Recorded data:

/---

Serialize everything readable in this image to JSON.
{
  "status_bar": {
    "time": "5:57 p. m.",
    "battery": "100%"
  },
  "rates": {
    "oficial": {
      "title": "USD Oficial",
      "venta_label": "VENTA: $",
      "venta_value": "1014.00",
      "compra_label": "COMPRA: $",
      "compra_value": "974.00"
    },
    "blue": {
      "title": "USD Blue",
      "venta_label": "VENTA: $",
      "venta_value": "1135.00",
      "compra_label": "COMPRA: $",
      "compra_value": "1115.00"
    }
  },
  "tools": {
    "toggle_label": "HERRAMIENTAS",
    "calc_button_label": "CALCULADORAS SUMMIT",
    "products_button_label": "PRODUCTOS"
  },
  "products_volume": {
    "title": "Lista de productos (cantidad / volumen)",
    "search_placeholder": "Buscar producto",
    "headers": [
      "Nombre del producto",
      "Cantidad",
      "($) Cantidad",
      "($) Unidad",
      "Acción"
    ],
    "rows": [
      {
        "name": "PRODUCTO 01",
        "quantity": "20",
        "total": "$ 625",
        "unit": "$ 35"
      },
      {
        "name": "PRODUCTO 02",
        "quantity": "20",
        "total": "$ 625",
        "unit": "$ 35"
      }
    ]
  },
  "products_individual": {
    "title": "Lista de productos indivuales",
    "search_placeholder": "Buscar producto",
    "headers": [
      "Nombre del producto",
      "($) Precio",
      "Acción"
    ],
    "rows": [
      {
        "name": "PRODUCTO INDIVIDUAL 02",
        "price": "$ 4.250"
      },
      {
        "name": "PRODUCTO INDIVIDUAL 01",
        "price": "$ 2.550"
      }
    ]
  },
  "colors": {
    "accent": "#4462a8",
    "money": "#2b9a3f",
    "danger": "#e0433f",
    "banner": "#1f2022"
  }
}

\---

**CHALLENGE:** Transcribe the records above exactly as they appear.

**TASK SOLUTION:**
Serialize everything readable in this image to JSON.
{
  "status_bar": {
    "time": "5:57 p. m.",
    "battery": "100%"
  },
  "rates": {
    "oficial": {
      "title": "USD Oficial",
      "venta_label": "VENTA: $",
      "venta_value": "1014.00",
      "compra_label": "COMPRA: $",
      "compra_value": "974.00"
    },
    "blue": {
      "title": "USD Blue",
      "venta_label": "VENTA: $",
      "venta_value": "1135.00",
      "compra_label": "COMPRA: $",
      "compra_value": "1115.00"
    }
  },
  "tools": {
    "toggle_label": "HERRAMIENTAS",
    "calc_button_label": "CALCULADORAS SUMMIT",
    "products_button_label": "PRODUCTOS"
  },
  "products_volume": {
    "title": "Lista de productos (cantidad / volumen)",
    "search_placeholder": "Buscar producto",
    "headers": [
      "Nombre del producto",
      "Cantidad",
      "($) Cantidad",
      "($) Unidad",
      "Acción"
    ],
    "rows": [
      {
        "name": "PRODUCTO 01",
        "quantity": "20",
        "total": "$ 625",
        "unit": "$ 35"
      },
      {
        "name": "PRODUCTO 02",
        "quantity": "20",
        "total": "$ 625",
        "unit": "$ 35"
      }
    ]
  },
  "products_individual": {
    "title": "Lista de productos indivuales",
    "search_placeholder": "Buscar producto",
    "headers": [
      "Nombre del producto",
      "($) Precio",
      "Acción"
    ],
    "rows": [
      {
        "name": "PRODUCTO INDIVIDUAL 02",
        "price": "$ 4.250"
      },
      {
        "name": "PRODUCTO INDIVIDUAL 01",
        "price": "$ 2.550"
      }
    ]
  },
  "colors": {
    "accent": "#4462a8",
    "money": "#2b9a3f",
    "danger": "#e0433f",
    "banner": "#1f2022"
  }
}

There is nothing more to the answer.